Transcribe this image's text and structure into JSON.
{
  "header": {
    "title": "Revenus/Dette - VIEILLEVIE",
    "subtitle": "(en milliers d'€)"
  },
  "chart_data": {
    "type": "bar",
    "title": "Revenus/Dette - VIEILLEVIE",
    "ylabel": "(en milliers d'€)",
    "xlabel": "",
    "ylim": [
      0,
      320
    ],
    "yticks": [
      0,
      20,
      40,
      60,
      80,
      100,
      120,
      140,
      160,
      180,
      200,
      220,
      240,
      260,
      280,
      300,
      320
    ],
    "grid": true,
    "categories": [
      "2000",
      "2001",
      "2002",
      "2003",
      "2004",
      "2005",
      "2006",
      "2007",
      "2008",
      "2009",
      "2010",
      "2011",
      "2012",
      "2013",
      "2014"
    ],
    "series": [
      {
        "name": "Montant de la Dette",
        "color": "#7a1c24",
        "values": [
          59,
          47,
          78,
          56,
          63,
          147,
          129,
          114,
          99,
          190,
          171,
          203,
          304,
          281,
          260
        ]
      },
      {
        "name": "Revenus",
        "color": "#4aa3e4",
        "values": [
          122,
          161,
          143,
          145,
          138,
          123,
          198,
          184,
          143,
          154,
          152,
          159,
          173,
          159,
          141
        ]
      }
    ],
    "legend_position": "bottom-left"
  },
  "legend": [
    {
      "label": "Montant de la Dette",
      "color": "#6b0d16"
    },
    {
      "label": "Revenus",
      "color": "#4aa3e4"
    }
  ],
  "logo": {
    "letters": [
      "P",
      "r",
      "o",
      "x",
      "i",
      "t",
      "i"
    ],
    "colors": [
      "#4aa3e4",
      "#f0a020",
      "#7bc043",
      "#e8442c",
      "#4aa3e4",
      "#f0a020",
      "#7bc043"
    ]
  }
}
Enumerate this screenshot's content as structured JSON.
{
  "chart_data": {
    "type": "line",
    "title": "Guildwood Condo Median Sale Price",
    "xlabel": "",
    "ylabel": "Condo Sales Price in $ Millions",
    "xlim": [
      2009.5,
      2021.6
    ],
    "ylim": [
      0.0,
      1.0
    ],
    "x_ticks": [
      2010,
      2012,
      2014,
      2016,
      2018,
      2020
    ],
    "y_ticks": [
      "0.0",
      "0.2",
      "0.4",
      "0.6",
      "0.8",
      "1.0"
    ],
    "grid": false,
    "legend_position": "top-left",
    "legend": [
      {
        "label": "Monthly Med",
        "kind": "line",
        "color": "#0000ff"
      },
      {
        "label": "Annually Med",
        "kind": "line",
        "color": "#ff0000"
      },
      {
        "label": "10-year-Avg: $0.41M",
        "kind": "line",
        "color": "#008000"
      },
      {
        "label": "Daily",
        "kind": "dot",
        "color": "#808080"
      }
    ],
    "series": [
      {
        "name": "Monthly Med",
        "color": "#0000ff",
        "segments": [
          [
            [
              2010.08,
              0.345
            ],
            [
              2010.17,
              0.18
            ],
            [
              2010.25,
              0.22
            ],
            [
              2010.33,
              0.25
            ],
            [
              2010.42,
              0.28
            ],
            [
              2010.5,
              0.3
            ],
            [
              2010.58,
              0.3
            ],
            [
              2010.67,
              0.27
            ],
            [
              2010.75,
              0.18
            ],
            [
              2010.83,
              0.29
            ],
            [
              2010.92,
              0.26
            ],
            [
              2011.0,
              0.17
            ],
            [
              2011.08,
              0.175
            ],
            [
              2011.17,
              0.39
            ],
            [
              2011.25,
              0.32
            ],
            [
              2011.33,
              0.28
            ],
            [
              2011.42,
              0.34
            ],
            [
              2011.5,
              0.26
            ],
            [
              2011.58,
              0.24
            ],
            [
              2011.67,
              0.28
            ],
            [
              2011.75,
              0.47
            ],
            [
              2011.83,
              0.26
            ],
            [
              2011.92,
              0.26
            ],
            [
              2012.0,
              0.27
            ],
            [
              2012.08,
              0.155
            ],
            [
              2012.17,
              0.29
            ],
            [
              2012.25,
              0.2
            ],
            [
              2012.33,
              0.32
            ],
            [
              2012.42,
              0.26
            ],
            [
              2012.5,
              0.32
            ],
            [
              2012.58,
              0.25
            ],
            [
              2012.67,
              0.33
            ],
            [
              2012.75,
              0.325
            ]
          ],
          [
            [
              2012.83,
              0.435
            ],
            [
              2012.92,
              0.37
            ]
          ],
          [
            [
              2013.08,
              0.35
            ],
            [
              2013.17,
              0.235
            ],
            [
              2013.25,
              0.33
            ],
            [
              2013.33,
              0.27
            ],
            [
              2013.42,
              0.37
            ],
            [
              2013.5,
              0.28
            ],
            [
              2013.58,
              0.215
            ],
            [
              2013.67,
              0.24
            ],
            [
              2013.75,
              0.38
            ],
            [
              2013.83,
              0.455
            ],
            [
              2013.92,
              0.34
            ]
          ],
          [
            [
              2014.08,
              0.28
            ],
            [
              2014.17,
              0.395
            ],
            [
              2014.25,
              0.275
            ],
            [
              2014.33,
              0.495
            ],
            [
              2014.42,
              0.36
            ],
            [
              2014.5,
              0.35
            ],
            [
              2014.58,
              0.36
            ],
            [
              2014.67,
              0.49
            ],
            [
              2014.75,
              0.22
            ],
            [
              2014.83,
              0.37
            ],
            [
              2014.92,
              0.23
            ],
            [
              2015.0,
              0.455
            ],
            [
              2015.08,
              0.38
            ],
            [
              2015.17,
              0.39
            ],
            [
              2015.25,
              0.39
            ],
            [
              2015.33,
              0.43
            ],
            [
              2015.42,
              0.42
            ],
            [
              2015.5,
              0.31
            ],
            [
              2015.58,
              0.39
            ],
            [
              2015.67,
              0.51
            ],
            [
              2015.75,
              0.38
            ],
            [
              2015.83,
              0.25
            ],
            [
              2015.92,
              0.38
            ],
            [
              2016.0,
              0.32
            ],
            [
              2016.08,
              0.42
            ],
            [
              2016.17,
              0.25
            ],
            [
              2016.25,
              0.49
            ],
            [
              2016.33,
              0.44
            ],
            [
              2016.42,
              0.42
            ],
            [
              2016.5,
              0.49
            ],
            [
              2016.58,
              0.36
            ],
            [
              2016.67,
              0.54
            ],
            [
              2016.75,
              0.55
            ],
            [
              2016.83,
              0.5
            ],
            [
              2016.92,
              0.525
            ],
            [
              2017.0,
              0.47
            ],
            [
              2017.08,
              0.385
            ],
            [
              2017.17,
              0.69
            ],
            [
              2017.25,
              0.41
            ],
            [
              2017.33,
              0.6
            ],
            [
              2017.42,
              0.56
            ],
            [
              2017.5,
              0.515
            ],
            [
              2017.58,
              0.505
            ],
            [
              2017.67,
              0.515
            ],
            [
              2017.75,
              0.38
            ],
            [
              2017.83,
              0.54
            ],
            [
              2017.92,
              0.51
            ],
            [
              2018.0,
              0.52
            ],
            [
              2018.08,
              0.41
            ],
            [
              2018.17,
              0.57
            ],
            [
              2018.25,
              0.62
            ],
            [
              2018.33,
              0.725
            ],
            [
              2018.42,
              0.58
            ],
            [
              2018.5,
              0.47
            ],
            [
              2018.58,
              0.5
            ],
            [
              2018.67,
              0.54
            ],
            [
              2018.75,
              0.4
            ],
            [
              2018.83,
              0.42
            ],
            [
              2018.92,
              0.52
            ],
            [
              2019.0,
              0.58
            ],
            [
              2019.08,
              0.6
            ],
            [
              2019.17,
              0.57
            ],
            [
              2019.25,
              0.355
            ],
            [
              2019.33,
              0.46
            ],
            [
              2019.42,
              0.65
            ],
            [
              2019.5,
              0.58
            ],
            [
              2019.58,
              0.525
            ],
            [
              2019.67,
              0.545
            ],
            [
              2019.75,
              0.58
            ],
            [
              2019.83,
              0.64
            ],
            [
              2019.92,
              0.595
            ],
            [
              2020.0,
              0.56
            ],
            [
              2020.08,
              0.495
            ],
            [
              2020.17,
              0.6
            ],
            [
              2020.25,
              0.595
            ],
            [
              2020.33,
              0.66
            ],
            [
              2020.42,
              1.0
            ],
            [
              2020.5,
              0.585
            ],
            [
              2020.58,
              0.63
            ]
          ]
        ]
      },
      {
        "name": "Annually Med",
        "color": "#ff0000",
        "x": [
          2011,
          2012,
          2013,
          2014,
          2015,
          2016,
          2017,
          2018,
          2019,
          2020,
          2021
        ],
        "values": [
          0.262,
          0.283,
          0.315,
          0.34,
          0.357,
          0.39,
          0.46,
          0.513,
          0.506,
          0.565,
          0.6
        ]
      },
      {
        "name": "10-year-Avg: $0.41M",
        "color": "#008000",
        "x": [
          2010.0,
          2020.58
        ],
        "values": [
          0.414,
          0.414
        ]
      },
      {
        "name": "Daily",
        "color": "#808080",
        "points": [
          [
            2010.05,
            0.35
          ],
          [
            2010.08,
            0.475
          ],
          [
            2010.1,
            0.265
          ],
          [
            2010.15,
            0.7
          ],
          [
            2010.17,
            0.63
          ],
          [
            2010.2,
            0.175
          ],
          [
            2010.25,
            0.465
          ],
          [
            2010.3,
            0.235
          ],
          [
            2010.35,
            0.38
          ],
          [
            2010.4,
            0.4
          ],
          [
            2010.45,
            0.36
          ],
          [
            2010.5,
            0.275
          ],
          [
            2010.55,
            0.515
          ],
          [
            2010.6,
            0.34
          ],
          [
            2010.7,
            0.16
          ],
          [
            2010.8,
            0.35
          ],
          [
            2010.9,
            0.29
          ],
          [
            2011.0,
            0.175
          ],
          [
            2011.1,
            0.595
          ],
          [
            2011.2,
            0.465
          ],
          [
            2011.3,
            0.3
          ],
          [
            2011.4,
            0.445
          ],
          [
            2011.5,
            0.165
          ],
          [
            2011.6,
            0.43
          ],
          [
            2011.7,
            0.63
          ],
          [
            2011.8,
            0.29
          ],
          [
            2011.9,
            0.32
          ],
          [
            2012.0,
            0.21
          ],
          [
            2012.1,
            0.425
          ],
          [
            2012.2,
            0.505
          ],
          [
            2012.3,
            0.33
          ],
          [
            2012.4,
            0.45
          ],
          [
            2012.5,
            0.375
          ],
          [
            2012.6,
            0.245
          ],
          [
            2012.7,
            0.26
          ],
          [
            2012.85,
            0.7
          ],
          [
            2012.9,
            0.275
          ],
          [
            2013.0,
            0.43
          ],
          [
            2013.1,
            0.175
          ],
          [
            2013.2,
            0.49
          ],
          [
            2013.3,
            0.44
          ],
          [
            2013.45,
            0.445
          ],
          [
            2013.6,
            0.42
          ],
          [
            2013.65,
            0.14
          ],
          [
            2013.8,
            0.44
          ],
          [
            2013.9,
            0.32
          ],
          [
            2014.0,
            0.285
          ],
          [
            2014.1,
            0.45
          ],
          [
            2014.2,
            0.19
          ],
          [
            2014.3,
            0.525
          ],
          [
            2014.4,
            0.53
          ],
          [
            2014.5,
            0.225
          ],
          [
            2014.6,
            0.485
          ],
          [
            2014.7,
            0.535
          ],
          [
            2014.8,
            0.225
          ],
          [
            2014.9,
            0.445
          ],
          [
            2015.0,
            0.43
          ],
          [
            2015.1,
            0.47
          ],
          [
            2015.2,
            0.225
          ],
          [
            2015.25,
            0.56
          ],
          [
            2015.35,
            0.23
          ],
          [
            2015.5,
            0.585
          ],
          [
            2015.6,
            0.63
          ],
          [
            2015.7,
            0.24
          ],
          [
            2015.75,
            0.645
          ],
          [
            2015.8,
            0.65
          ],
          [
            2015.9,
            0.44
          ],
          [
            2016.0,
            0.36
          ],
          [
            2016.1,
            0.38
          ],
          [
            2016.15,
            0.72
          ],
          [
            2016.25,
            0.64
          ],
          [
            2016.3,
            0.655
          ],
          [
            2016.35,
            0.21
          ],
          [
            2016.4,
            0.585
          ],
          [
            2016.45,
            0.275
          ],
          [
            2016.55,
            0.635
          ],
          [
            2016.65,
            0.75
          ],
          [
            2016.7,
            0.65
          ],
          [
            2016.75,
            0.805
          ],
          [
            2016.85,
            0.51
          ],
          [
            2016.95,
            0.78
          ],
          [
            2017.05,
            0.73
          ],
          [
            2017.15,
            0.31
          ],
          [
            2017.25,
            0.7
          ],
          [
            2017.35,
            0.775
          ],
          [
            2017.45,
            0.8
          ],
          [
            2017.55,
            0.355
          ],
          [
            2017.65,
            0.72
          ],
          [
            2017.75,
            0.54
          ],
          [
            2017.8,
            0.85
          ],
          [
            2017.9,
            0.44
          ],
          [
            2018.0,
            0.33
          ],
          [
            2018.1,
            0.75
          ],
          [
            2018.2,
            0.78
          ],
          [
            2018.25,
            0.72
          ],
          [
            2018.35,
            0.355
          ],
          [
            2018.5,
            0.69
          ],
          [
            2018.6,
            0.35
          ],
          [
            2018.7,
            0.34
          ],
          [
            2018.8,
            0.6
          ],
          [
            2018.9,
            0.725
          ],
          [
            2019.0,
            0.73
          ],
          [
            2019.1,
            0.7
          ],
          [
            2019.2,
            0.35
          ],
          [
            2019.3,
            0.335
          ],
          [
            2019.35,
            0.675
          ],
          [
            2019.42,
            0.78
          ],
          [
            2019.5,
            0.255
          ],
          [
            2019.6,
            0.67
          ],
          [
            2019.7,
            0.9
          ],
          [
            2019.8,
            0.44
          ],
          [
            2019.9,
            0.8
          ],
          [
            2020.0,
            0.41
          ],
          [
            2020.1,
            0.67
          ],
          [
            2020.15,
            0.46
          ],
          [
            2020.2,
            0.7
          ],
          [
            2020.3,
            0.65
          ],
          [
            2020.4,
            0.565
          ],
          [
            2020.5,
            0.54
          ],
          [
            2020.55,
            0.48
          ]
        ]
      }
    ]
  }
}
-=-=-=-=-
Short problem → Say how many lines hold the word "milliers", giving the number and nothing else.

Output for this exercise → 2